[Dataset items]
-----

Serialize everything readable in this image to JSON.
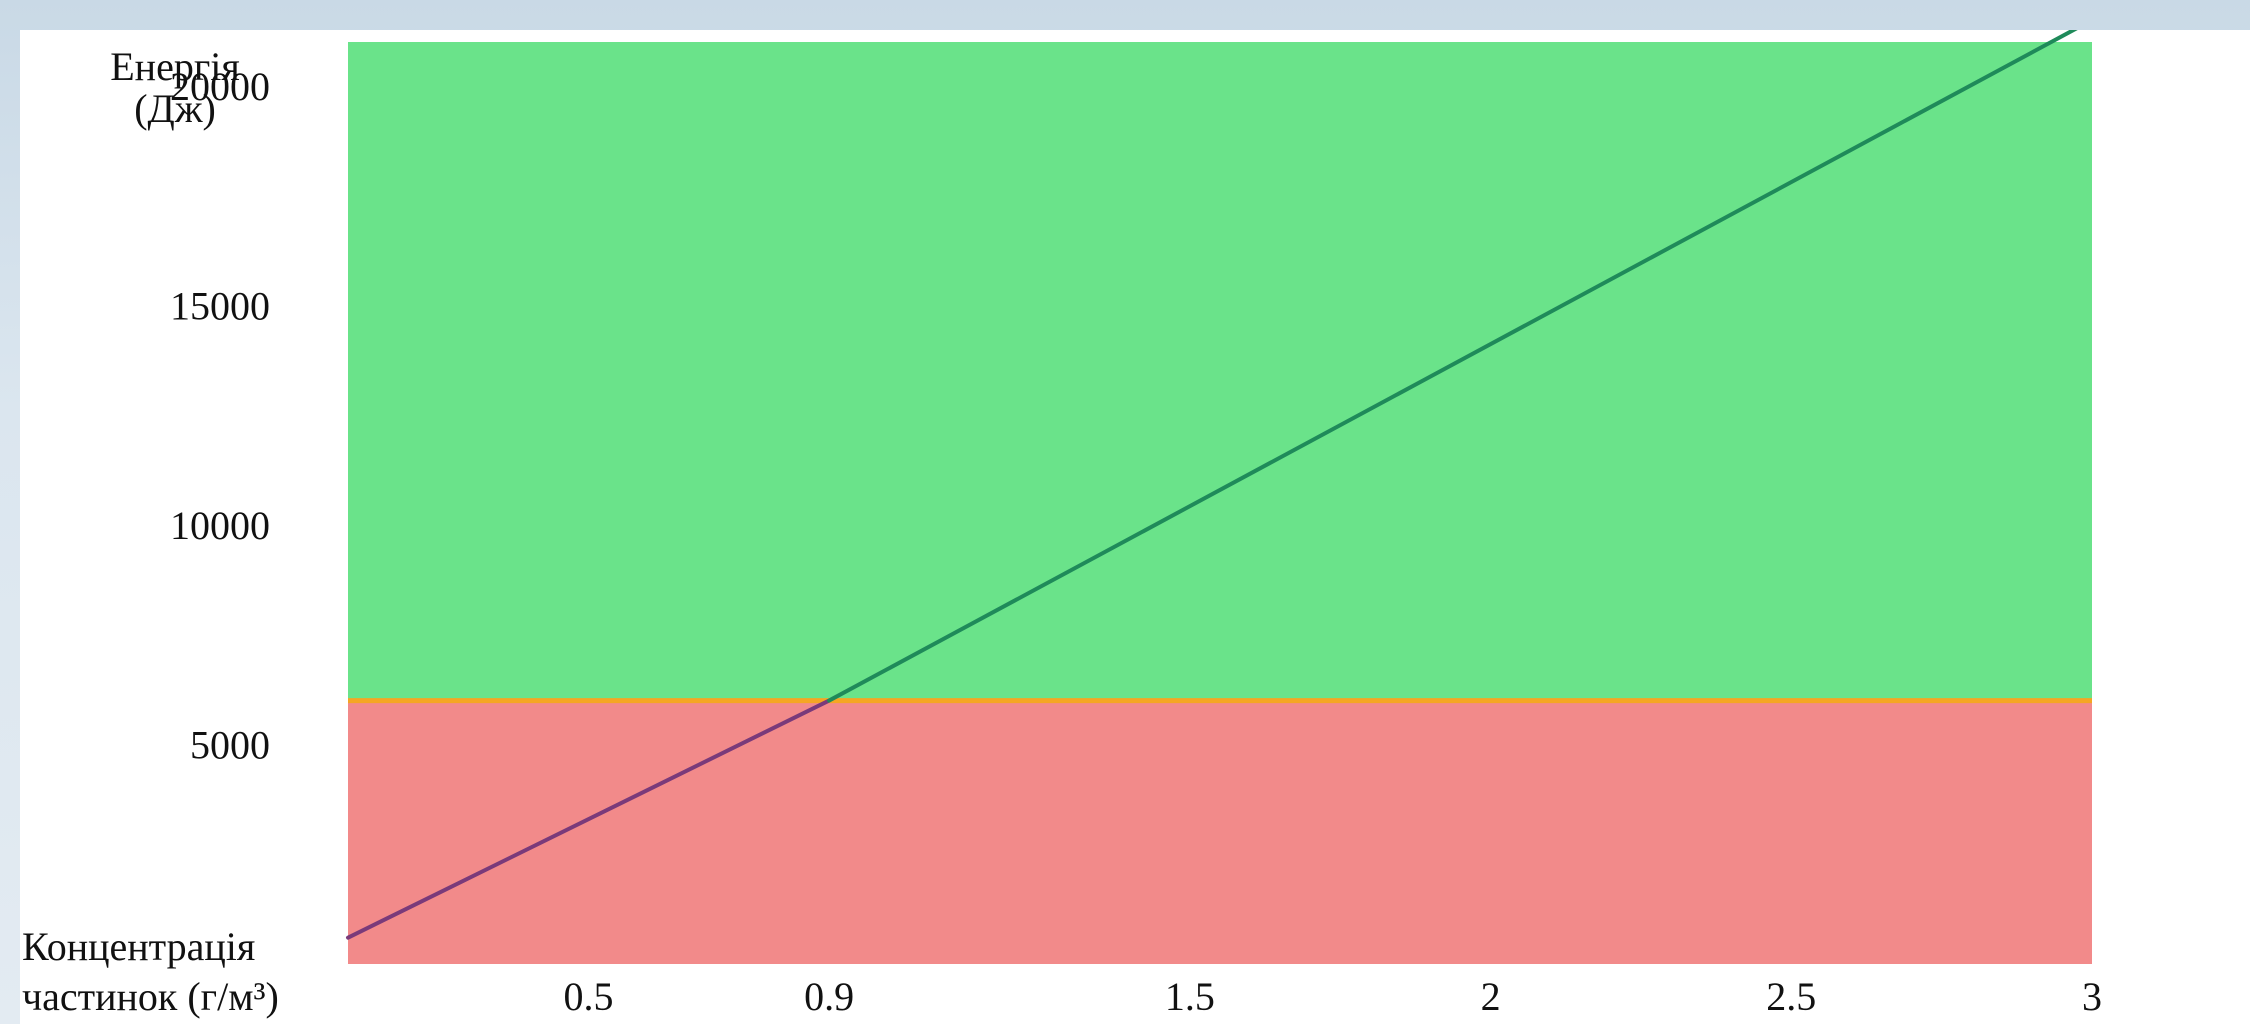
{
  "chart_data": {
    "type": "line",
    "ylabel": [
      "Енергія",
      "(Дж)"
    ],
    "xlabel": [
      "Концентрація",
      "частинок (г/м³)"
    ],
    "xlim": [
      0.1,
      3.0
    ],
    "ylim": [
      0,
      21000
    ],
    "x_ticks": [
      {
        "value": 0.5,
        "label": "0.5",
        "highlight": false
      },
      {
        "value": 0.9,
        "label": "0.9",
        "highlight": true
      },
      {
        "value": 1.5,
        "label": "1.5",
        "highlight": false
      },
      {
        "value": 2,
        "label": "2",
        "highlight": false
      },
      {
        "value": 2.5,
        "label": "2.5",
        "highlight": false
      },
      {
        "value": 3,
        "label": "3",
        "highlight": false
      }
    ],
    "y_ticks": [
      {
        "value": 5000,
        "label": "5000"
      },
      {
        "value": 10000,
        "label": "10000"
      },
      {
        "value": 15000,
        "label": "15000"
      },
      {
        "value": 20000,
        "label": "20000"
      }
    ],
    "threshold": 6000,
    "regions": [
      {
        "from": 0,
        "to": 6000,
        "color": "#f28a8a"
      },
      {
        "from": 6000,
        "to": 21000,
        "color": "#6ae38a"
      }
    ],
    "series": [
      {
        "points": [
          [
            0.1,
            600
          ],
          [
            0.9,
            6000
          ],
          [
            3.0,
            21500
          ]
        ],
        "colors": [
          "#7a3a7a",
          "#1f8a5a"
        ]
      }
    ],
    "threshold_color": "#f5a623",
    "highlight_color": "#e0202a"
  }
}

-----

What is being asked
Replicate the material above verbatim; images stay out of the copy.

Output for this task
Serialize everything readable in this image to JSON.
{
  "chart_data": {
    "type": "line",
    "ylabel": [
      "Енергія",
      "(Дж)"
    ],
    "xlabel": [
      "Концентрація",
      "частинок (г/м³)"
    ],
    "xlim": [
      0.1,
      3.0
    ],
    "ylim": [
      0,
      21000
    ],
    "x_ticks": [
      {
        "value": 0.5,
        "label": "0.5",
        "highlight": false
      },
      {
        "value": 0.9,
        "label": "0.9",
        "highlight": true
      },
      {
        "value": 1.5,
        "label": "1.5",
        "highlight": false
      },
      {
        "value": 2,
        "label": "2",
        "highlight": false
      },
      {
        "value": 2.5,
        "label": "2.5",
        "highlight": false
      },
      {
        "value": 3,
        "label": "3",
        "highlight": false
      }
    ],
    "y_ticks": [
      {
        "value": 5000,
        "label": "5000"
      },
      {
        "value": 10000,
        "label": "10000"
      },
      {
        "value": 15000,
        "label": "15000"
      },
      {
        "value": 20000,
        "label": "20000"
      }
    ],
    "threshold": 6000,
    "regions": [
      {
        "from": 0,
        "to": 6000,
        "color": "#f28a8a"
      },
      {
        "from": 6000,
        "to": 21000,
        "color": "#6ae38a"
      }
    ],
    "series": [
      {
        "points": [
          [
            0.1,
            600
          ],
          [
            0.9,
            6000
          ],
          [
            3.0,
            21500
          ]
        ],
        "colors": [
          "#7a3a7a",
          "#1f8a5a"
        ]
      }
    ],
    "threshold_color": "#f5a623",
    "highlight_color": "#e0202a"
  }
}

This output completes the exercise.